═════ ESTRATTO FORNITO

Regia di Olivier Nakache, Eric Toledano vedi scheda film
Pronti e via. Eric Toledano e Oliver Nakache non sono tipi che la prendono alla larga e così, nel raccontare l’incontro di mondi diversi e lontani, come possono esserlo quello di un immigrato senegalese (Samba) in odore di espulsione e di una single borghese e un pò depressa (Alice), decidono di fissarne gli antipodi in modo inequivocabile. Nella prima scena, ambientata in un locale parigino, assistiamo a un piano sequenza che, dal centro della sala, imbandita a festa e immersa nei ritmi scatenati di una musica demodè, inizia un percorso a ritroso attraverso le stanze e i corridoi che conducono nella cucina in cui Samba sbarca il lunario lavorando come lavapiatti. Una sequenza che va oltre la descrizione d’ambiente, per restituire in senso fisico la distanza che separa l’esistenza degli altri, da quella del protagonista. Una dimensione di isolamento che il film ribadisce anche sul piano dei contenuti, nella scena in cui Alice, in congedo forzato e al suo primo giorno di volontariato presso l'associazione incaricata di seguire il caso di Samba, viene messa più volte in guardia sulla necessità di mantenere le distanze rispetto ai problemi dei suoi assistiti.

══════════
═════ DATI FORNITI

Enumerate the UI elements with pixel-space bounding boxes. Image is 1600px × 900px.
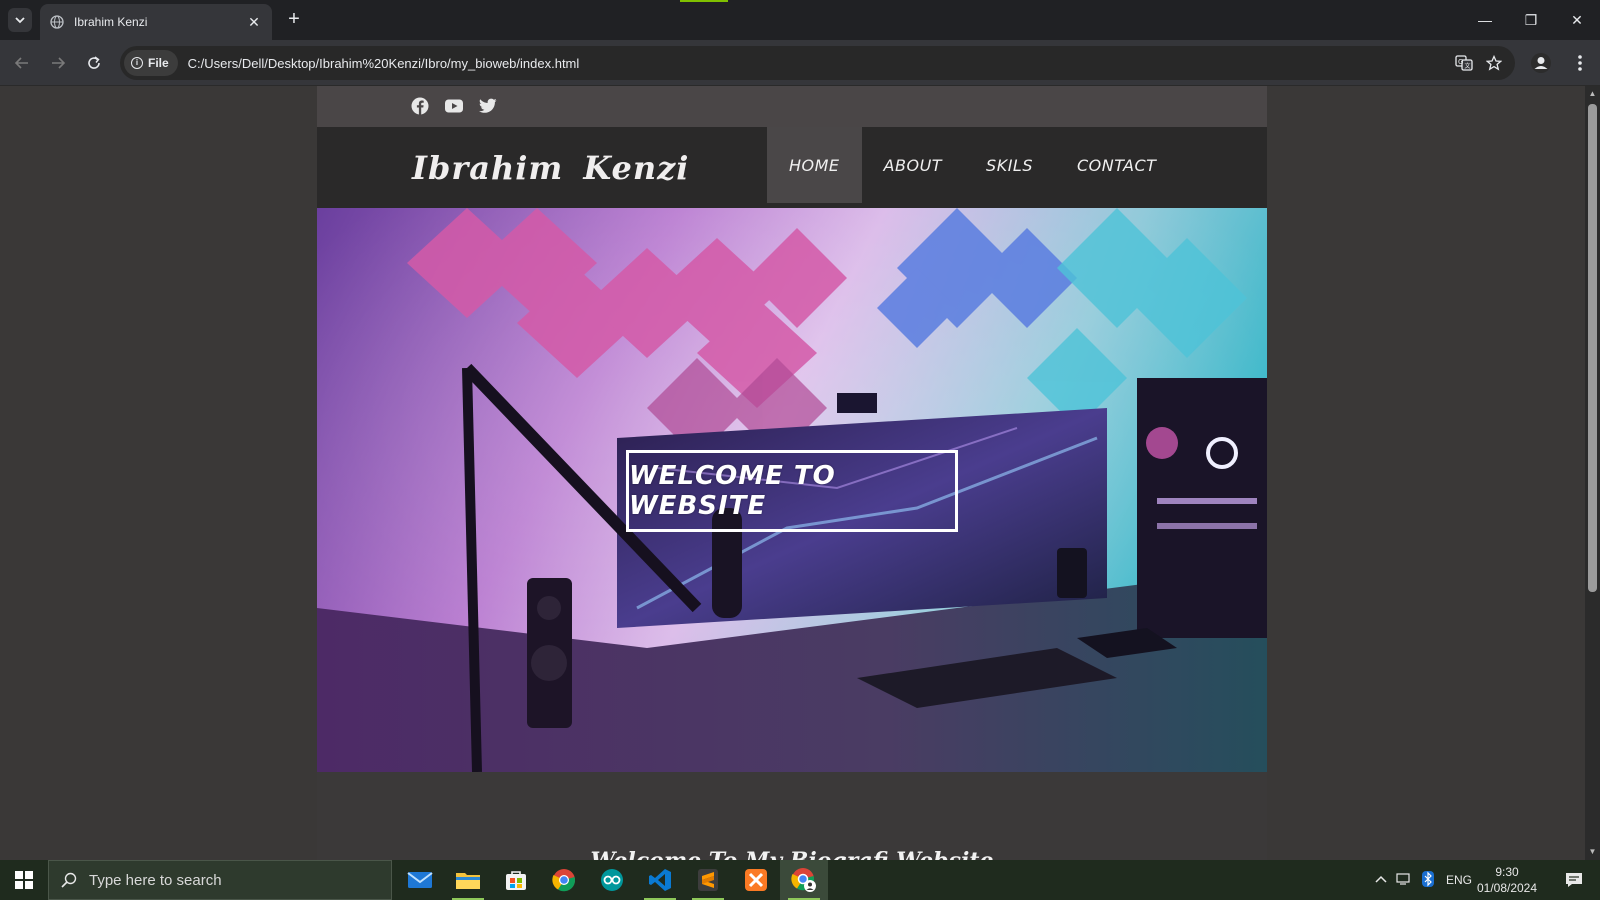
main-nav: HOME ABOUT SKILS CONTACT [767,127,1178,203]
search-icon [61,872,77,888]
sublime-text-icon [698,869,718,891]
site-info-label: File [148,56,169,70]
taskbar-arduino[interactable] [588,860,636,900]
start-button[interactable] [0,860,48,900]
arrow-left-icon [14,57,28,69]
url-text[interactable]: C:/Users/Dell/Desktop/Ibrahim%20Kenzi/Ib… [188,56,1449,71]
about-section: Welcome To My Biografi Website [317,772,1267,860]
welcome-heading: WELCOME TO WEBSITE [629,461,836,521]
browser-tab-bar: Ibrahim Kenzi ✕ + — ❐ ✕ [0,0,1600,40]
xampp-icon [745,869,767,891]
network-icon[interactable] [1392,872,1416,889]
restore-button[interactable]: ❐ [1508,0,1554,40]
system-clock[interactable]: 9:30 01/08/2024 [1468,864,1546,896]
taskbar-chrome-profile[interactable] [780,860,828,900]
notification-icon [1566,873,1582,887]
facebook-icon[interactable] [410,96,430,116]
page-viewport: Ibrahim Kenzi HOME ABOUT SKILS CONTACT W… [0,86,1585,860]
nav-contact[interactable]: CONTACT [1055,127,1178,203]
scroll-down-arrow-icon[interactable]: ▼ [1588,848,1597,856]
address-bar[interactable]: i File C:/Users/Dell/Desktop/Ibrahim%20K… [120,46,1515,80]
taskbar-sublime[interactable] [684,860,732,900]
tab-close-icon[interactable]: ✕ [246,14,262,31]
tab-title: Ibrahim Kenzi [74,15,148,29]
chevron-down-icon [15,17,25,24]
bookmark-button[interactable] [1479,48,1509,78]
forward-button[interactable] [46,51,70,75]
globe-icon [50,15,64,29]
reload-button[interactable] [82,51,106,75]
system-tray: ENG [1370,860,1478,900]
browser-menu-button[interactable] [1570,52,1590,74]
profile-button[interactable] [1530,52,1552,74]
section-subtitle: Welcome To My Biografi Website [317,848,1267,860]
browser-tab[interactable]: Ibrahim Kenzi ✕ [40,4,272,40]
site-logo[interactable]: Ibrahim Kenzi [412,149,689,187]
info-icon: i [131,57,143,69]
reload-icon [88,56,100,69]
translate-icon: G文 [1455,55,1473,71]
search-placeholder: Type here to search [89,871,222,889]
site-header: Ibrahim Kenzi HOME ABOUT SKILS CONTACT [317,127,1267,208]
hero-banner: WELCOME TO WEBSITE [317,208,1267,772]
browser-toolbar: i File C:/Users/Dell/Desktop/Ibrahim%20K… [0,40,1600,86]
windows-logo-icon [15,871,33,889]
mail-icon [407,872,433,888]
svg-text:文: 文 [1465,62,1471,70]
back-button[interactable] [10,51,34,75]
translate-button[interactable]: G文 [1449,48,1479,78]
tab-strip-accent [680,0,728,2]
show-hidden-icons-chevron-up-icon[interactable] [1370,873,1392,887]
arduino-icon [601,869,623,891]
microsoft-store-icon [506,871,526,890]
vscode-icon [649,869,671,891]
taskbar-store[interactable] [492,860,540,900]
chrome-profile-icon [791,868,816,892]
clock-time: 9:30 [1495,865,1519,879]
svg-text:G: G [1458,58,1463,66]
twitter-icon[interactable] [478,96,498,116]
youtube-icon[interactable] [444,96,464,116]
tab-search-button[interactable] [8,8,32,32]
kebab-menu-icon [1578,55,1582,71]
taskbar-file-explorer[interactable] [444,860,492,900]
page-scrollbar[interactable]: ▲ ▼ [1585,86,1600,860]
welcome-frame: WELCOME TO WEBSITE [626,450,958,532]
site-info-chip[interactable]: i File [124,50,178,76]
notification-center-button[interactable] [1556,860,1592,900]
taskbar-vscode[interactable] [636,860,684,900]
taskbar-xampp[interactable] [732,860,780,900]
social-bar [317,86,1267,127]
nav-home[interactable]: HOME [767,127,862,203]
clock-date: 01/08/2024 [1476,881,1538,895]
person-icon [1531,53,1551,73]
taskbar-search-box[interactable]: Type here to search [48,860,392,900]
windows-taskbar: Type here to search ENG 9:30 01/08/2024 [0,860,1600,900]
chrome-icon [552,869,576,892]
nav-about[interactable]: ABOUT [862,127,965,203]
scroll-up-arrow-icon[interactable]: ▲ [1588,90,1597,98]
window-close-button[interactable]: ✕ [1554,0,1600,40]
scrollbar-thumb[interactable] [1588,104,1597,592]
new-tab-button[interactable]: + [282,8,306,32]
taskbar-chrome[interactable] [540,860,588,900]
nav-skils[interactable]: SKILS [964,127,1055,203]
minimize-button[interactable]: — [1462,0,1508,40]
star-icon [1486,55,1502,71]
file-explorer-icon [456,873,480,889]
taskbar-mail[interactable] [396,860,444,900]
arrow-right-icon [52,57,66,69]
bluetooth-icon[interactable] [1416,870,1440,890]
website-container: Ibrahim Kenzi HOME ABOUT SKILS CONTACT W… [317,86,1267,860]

══════════

- _L'ESERCIZIO_
Rispondi a queste domande sulla recensione:
1. In quale città si trova il locale della prima scena?
2. Che lavoro svolge Samba nella cucina?
3. Dove fa Alice il suo primo giorno di volontariato?

- _RISPOSTA AL PROBLEMA_
1. A Parigi.
2. Il lavapiatti.
3. Presso l'associazione incaricata di seguire il caso di Samba.